(Extracted data entries)
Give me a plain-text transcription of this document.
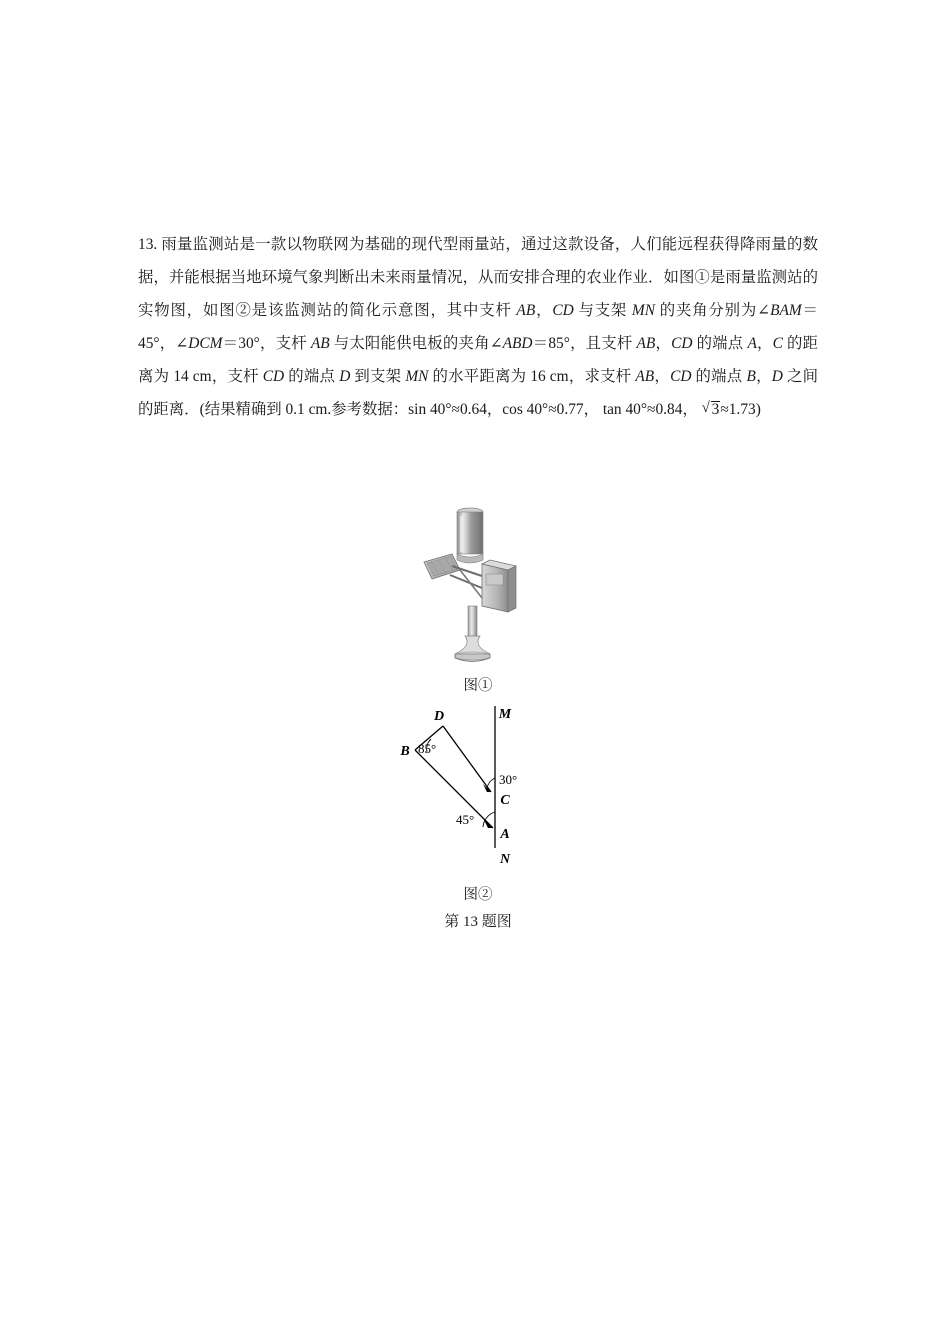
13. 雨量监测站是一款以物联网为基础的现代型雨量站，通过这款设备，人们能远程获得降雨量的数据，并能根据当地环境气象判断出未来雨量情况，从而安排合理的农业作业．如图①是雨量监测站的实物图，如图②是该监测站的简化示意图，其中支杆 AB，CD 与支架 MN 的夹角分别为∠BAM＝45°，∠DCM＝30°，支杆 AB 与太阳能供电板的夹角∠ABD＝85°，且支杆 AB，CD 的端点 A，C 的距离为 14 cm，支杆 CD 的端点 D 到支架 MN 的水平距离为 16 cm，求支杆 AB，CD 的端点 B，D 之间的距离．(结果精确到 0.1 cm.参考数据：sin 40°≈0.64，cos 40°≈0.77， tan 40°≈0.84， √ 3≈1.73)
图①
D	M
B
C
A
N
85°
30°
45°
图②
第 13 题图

### YOUR OBJECTIVE
Set down the material above as is, without any pictures.

### RESULT OF THE TASK
Give me a plain-text transcription of this document.
13. 雨量监测站是一款以物联网为基础的现代型雨量站，通过这款设备，人们能远程获得降雨量的数据，并能根据当地环境气象判断出未来雨量情况，从而安排合理的农业作业．如图①是雨量监测站的实物图，如图②是该监测站的简化示意图，其中支杆 AB，CD 与支架 MN 的夹角分别为∠BAM＝45°，∠DCM＝30°，支杆 AB 与太阳能供电板的夹角∠ABD＝85°，且支杆 AB，CD 的端点 A，C 的距离为 14 cm，支杆 CD 的端点 D 到支架 MN 的水平距离为 16 cm，求支杆 AB，CD 的端点 B，D 之间的距离．(结果精确到 0.1 cm.参考数据：sin 40°≈0.64，cos 40°≈0.77， tan 40°≈0.84， √ 3≈1.73)
图①
D	M
B
C
A
N
85°
30°
45°
图②
第 13 题图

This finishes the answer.